Given task: Tally the lines holding the word "units" and state the count by itself.

Given data:
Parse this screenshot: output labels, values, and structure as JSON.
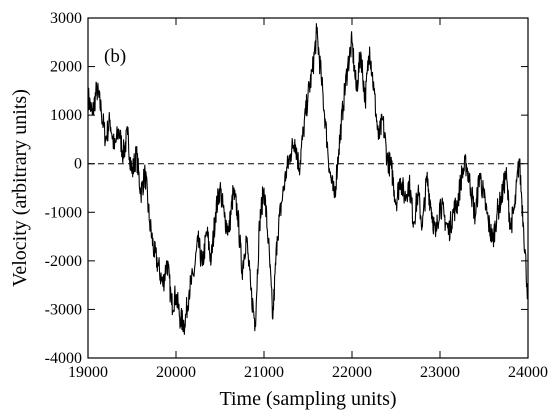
{
  "chart_data": {
    "type": "line",
    "panel_label": "(b)",
    "xlabel": "Time (sampling units)",
    "ylabel": "Velocity (arbitrary units)",
    "xlim": [
      19000,
      24000
    ],
    "ylim": [
      -4000,
      3000
    ],
    "x_ticks": [
      19000,
      20000,
      21000,
      22000,
      23000,
      24000
    ],
    "y_ticks": [
      -4000,
      -3000,
      -2000,
      -1000,
      0,
      1000,
      2000,
      3000
    ],
    "reference_line": {
      "y": 0,
      "style": "dashed"
    },
    "grid": false,
    "series": [
      {
        "color": "#000000",
        "x": [
          19000,
          19050,
          19100,
          19150,
          19200,
          19250,
          19300,
          19350,
          19400,
          19450,
          19500,
          19550,
          19600,
          19650,
          19700,
          19750,
          19800,
          19850,
          19900,
          19950,
          20000,
          20050,
          20100,
          20150,
          20200,
          20250,
          20300,
          20350,
          20400,
          20450,
          20500,
          20550,
          20600,
          20650,
          20700,
          20750,
          20800,
          20850,
          20900,
          20950,
          21000,
          21050,
          21100,
          21150,
          21200,
          21250,
          21300,
          21350,
          21400,
          21450,
          21500,
          21550,
          21600,
          21650,
          21700,
          21750,
          21800,
          21850,
          21900,
          21950,
          22000,
          22050,
          22100,
          22150,
          22200,
          22250,
          22300,
          22350,
          22400,
          22450,
          22500,
          22550,
          22600,
          22650,
          22700,
          22750,
          22800,
          22850,
          22900,
          22950,
          23000,
          23050,
          23100,
          23150,
          23200,
          23250,
          23300,
          23350,
          23400,
          23450,
          23500,
          23550,
          23600,
          23650,
          23700,
          23750,
          23800,
          23850,
          23900,
          23950,
          24000
        ],
        "y": [
          1400,
          1000,
          1550,
          1100,
          500,
          900,
          300,
          700,
          200,
          600,
          -200,
          200,
          -600,
          -200,
          -1200,
          -1800,
          -2100,
          -2500,
          -2000,
          -2900,
          -2700,
          -3200,
          -3300,
          -2600,
          -2300,
          -1600,
          -2100,
          -1400,
          -2000,
          -1000,
          -500,
          -1100,
          -1400,
          -600,
          -1000,
          -2200,
          -1500,
          -2600,
          -3300,
          -1200,
          -500,
          -1600,
          -3200,
          -1500,
          -800,
          -200,
          200,
          500,
          -100,
          700,
          1400,
          1900,
          2700,
          1800,
          800,
          -200,
          -700,
          300,
          1200,
          2000,
          2500,
          1500,
          2300,
          1300,
          2400,
          1500,
          500,
          900,
          100,
          -100,
          -800,
          -300,
          -700,
          -400,
          -1200,
          -600,
          -1300,
          -300,
          -900,
          -1500,
          -800,
          -1100,
          -1400,
          -1000,
          -800,
          -200,
          0,
          -500,
          -1100,
          -200,
          -700,
          -1200,
          -1600,
          -1000,
          -700,
          -200,
          -1300,
          -900,
          100,
          -1300,
          -2800
        ]
      }
    ]
  }
}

Written solution: 2